Excerpt to read ->
>> start
“Behold the Condescension of God!”

K. Douglas Bassett

2 Ne. 4:26; Mosiah 3:5-9

“He showed condescension in his patience and restraint when brought before men for judgment… . (1 Nephi 19:9.) The God who created everything was judged to be nothing! And yet he endured it with complete patience. Imagine the Being whose power, whose light, whose glory holds the universe in order, the Being who speaks and solar systems, galaxies, and stars come into existence—standing before wicked men and being judged by them as being of no worth or value! When we think of what he could have done to these men who took him to judgment, we have a new and different sense of his condescension. When Judas led the soldiers and the high priests to the Garden of Gethsemane and betrayed him with a kiss, Jesus could have spoken a single word and leveled the entire city of Jerusalem. When the servant of the high priest stepped forward and slapped his face, Jesus could have lifted a finger and sent that man back to his original elements. When another man stepped forward and spit in his face, Jesus had only to blink and our entire solar system could have been annihilated. But he stood there, he endured, he suffered, he condescended.” (Gerald N. Lund, Doctrines of the Book of Mormon, 1991 Sperry Symposium, pp. 85-86)
>> end
Goals ->
1. In the passage on God's condescension, how did Judas betray Jesus in the Garden of Gethsemane?
2. Extend the passage on God's condescension past its final sentence.

Provided material ->
>> start
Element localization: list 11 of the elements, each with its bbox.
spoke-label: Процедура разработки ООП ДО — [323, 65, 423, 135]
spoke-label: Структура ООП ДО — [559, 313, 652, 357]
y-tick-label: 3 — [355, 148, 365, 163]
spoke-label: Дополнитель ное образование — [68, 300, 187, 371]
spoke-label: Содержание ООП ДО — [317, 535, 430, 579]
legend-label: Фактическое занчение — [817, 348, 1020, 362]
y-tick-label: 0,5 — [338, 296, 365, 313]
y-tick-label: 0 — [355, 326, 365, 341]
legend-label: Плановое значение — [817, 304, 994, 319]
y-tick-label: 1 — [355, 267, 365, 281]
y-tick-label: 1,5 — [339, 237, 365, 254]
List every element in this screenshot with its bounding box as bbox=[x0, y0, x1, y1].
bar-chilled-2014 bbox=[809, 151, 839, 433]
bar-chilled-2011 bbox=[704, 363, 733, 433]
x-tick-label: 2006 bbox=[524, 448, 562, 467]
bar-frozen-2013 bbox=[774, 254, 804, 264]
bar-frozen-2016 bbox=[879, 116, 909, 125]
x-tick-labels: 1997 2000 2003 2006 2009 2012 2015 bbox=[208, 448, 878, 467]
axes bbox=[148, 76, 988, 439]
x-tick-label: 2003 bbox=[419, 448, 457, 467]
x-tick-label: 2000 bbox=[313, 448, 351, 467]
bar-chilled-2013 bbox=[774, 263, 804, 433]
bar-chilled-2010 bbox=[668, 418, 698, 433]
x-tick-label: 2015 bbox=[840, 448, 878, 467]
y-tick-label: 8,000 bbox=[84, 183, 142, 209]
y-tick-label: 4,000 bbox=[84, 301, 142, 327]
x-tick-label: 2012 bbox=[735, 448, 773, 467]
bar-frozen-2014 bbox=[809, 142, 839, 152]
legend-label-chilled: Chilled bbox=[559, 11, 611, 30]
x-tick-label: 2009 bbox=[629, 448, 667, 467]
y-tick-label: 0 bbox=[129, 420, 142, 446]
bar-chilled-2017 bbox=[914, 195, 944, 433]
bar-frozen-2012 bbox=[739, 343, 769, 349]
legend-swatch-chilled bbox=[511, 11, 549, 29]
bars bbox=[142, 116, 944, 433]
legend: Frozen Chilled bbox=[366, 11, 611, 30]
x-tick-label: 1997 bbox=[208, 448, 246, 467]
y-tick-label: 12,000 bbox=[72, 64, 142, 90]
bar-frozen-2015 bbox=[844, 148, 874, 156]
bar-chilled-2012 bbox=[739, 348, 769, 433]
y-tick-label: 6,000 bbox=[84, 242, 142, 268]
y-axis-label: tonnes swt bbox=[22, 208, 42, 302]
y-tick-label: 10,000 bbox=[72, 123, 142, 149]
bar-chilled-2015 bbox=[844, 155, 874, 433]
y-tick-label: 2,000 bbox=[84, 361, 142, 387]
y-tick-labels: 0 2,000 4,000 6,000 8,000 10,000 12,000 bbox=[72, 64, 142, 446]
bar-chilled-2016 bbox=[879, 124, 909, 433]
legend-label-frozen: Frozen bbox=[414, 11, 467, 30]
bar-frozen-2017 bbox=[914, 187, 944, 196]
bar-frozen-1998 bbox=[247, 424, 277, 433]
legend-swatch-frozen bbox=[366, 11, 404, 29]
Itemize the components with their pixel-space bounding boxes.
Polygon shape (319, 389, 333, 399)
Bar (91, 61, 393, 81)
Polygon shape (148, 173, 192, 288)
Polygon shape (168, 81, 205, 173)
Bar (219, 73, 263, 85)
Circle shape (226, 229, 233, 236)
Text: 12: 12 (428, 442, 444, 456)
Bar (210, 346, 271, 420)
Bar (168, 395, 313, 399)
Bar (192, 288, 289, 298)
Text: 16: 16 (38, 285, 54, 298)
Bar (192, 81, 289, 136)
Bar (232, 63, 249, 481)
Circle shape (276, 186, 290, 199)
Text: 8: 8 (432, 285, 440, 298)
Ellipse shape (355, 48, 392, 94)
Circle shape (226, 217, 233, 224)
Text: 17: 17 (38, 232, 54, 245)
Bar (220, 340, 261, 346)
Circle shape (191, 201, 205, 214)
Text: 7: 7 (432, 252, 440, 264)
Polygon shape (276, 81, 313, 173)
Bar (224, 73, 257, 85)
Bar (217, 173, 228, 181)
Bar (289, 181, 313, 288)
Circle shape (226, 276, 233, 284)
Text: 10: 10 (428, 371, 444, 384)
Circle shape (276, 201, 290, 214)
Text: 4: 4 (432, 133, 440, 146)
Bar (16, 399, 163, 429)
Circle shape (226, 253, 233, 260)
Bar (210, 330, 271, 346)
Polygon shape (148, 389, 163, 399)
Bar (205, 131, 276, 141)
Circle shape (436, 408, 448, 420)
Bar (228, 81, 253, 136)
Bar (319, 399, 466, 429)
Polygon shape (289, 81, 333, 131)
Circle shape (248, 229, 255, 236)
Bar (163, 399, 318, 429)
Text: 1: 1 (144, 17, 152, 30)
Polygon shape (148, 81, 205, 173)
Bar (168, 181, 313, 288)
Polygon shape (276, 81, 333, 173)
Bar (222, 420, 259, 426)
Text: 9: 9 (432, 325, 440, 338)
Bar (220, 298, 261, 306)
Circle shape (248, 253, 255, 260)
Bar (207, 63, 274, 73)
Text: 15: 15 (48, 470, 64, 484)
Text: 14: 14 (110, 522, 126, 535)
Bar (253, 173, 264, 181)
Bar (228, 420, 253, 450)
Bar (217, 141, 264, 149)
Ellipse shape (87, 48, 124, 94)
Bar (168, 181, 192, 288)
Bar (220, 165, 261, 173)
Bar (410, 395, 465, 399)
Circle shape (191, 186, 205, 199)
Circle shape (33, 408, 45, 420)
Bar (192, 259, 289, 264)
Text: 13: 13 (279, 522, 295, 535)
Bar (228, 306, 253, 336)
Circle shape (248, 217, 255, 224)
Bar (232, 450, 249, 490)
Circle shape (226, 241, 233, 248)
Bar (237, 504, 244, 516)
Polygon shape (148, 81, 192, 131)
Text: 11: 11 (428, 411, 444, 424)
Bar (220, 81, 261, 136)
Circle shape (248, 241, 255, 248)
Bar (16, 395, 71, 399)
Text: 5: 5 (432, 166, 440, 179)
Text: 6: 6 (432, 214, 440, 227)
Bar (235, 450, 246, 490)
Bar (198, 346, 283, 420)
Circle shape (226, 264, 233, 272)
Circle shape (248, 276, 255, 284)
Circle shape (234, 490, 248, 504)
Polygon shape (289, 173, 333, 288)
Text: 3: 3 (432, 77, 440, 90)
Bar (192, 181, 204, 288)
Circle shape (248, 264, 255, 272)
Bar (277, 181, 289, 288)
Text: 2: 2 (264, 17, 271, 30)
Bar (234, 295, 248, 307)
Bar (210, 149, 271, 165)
>> end
The answers ->
1. With a kiss.

2.
“The condescension of God (meaning the Son) consists in the fact that though he himself is the Lord Omnipotent, the very Being who created the earth and all things in it, yet being born of mortal woman, he submitted to all the Trials of mortality, suffering temptations, and pain of body, hunger, thirst, and fatigue, even more than man can suffer, except it be unto death’ (Mosiah 3:5-8), finally being put to death in a most ignominious manner.” (Bruce R. McConkie, Mormon Doctrine, p. 155)
“The condescension of God the Son thus consists in the fact that the Eternal One would ‘descend from his throne divine’ (Hymns, 1985, no. 193), be born in the most humble of circumstances, become among the most helpless of all creation—a human infant—and submit to the refining influences of mortal life.” (Robert Millet, First Nephi, The Doctrinal Foundation, BYU Religious Studies Center, p. 169)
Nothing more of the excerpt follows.